-- begin AVAILABLE DATA --
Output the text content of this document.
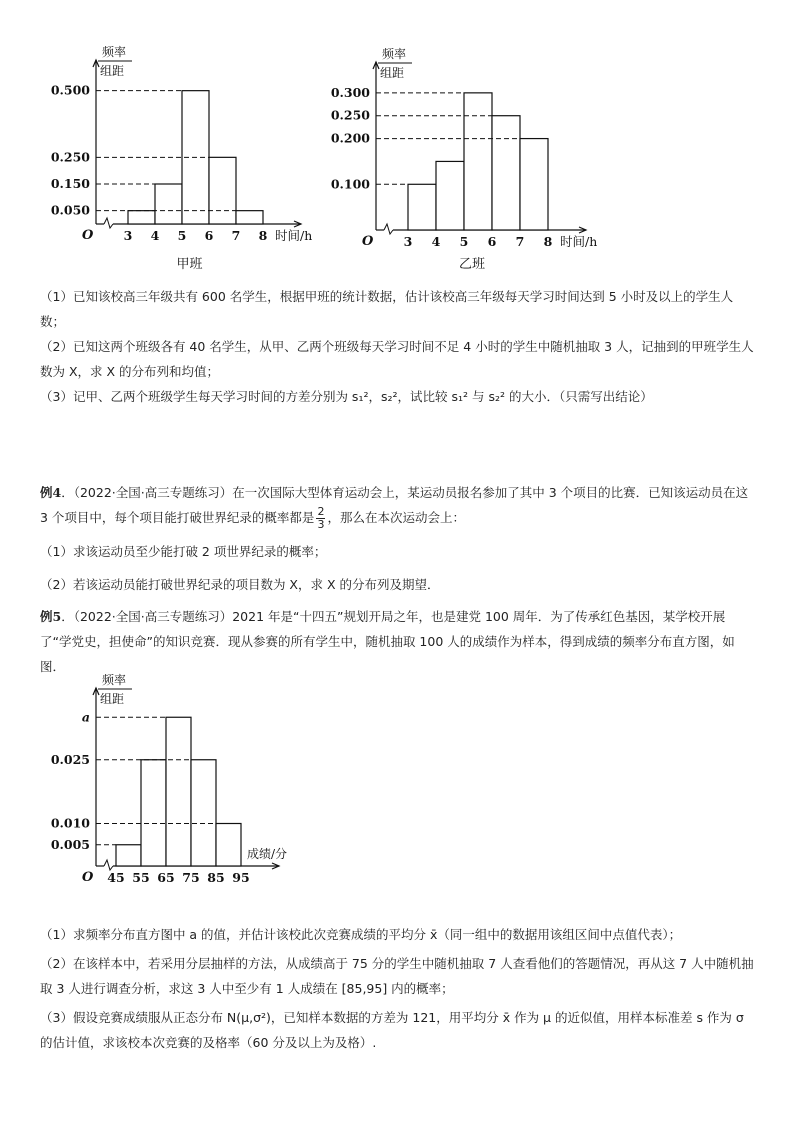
频率
组距
O
0.050
0.150
0.250
0.500
3 4 5 6 7 8 时间/h
甲班
频率
组距
O
0.100
0.200
0.250
0.300
3 4 5 6 7 8 时间/h
乙班
频率
组距
O
0.005
0.010
0.025
a
45 55 65 75 85 95
成绩/分

（1）已知该校高三年级共有 600 名学生，根据甲班的统计数据，估计该校高三年级每天学习时间达到 5 小时及以上的学生人数；

（2）已知这两个班级各有 40 名学生，从甲、乙两个班级每天学习时间不足 4 小时的学生中随机抽取 3 人，记抽到的甲班学生人数为 X，求 X 的分布列和均值；

（3）记甲、乙两个班级学生每天学习时间的方差分别为 s₁²，s₂²，试比较 s₁² 与 s₂² 的大小．（只需写出结论）

例4．（2022·全国·高三专题练习）在一次国际大型体育运动会上，某运动员报名参加了其中 3 个项目的比赛．已知该运动员在这 3 个项目中，每个项目能打破世界纪录的概率都是 $\frac{2}{3}$ ，那么在本次运动会上：

（1）求该运动员至少能打破 2 项世界纪录的概率；

（2）若该运动员能打破世界纪录的项目数为 X，求 X 的分布列及期望．

例5．（2022·全国·高三专题练习）2021 年是“十四五”规划开局之年，也是建党 100 周年．为了传承红色基因，某学校开展了“学党史，担使命”的知识竞赛．现从参赛的所有学生中，随机抽取 100 人的成绩作为样本，得到成绩的频率分布直方图，如图．

（1）求频率分布直方图中 a 的值，并估计该校此次竞赛成绩的平均分 x̄（同一组中的数据用该组区间中点值代表）；

（2）在该样本中，若采用分层抽样的方法，从成绩高于 75 分的学生中随机抽取 7 人查看他们的答题情况，再从这 7 人中随机抽取 3 人进行调查分析，求这 3 人中至少有 1 人成绩在 [85,95] 内的概率；

（3）假设竞赛成绩服从正态分布 N(μ,σ²)，已知样本数据的方差为 121，用平均分 x̄ 作为 μ 的近似值，用样本标准差 s 作为 σ 的估计值，求该校本次竞赛的及格率（60 分及以上为及格）.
-- end AVAILABLE DATA --
▶ **DIRECTIVE**:
What is the number of lines in these records that contain "高三专题练习"? Reply with the number only.

▶ **TASK RESULT**:
2